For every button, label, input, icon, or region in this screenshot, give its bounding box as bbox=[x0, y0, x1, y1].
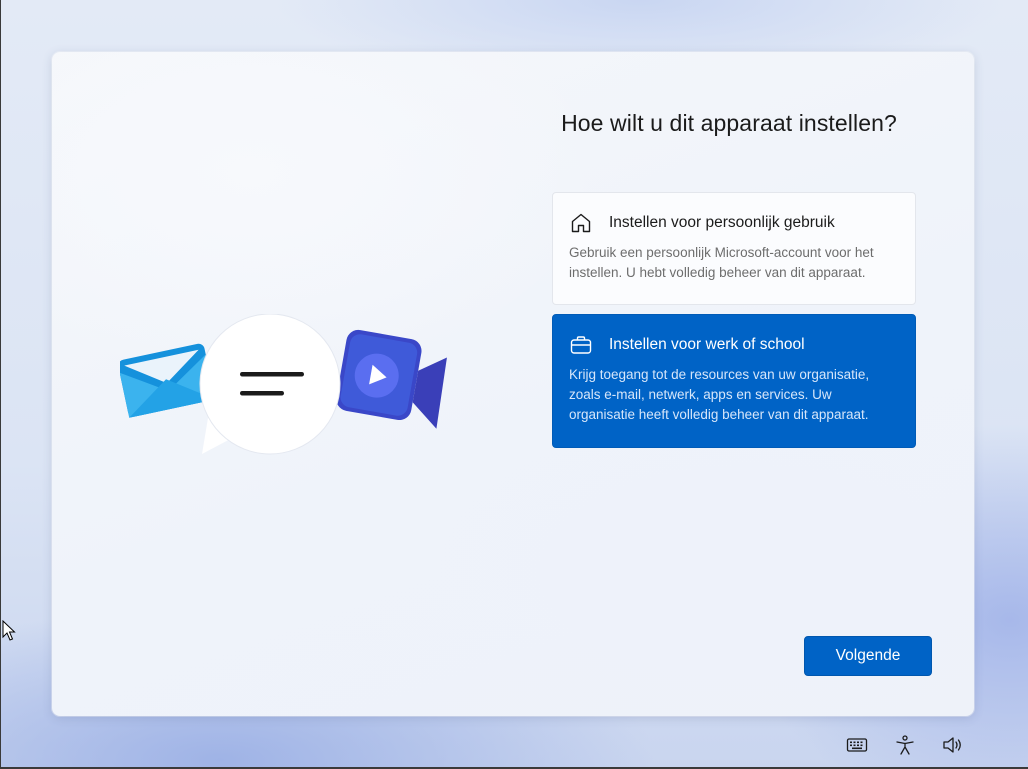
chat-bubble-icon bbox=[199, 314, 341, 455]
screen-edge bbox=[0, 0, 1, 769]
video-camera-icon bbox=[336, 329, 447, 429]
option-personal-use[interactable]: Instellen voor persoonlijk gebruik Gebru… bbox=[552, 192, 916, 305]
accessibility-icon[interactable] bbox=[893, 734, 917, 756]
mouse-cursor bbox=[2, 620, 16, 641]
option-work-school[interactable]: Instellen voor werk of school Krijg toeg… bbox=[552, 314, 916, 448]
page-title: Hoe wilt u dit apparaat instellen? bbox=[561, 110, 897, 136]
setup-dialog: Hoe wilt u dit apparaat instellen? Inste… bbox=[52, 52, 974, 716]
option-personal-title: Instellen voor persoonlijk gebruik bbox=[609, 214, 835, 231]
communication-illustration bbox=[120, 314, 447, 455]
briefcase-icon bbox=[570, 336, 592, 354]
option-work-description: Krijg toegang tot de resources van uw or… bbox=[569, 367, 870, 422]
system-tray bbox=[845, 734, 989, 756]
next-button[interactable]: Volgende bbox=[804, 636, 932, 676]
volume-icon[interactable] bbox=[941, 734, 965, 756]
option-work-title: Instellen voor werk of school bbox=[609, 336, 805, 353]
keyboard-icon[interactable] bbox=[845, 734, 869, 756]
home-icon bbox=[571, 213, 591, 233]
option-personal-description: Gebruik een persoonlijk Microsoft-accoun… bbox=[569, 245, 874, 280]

■ ЗАДАНИЕ
Перепишите все записи, заменив «screenshot» на «screen capture» и больше ничего не меняя. Картинки в ответ не включайте.

■ ОТВЕТ
For every button, label, input, icon, or region in this screen capture, give its bounding box as bbox=[x0, y0, x1, y1].
chat-bubble-icon bbox=[199, 314, 341, 455]
screen-edge bbox=[0, 0, 1, 769]
video-camera-icon bbox=[336, 329, 447, 429]
option-personal-use[interactable]: Instellen voor persoonlijk gebruik Gebru… bbox=[552, 192, 916, 305]
accessibility-icon[interactable] bbox=[893, 734, 917, 756]
mouse-cursor bbox=[2, 620, 16, 641]
option-work-school[interactable]: Instellen voor werk of school Krijg toeg… bbox=[552, 314, 916, 448]
page-title: Hoe wilt u dit apparaat instellen? bbox=[561, 110, 897, 136]
setup-dialog: Hoe wilt u dit apparaat instellen? Inste… bbox=[52, 52, 974, 716]
option-personal-title: Instellen voor persoonlijk gebruik bbox=[609, 214, 835, 231]
communication-illustration bbox=[120, 314, 447, 455]
briefcase-icon bbox=[570, 336, 592, 354]
option-work-description: Krijg toegang tot de resources van uw or… bbox=[569, 367, 870, 422]
system-tray bbox=[845, 734, 989, 756]
next-button[interactable]: Volgende bbox=[804, 636, 932, 676]
volume-icon[interactable] bbox=[941, 734, 965, 756]
option-work-title: Instellen voor werk of school bbox=[609, 336, 805, 353]
keyboard-icon[interactable] bbox=[845, 734, 869, 756]
home-icon bbox=[571, 213, 591, 233]
option-personal-description: Gebruik een persoonlijk Microsoft-accoun… bbox=[569, 245, 874, 280]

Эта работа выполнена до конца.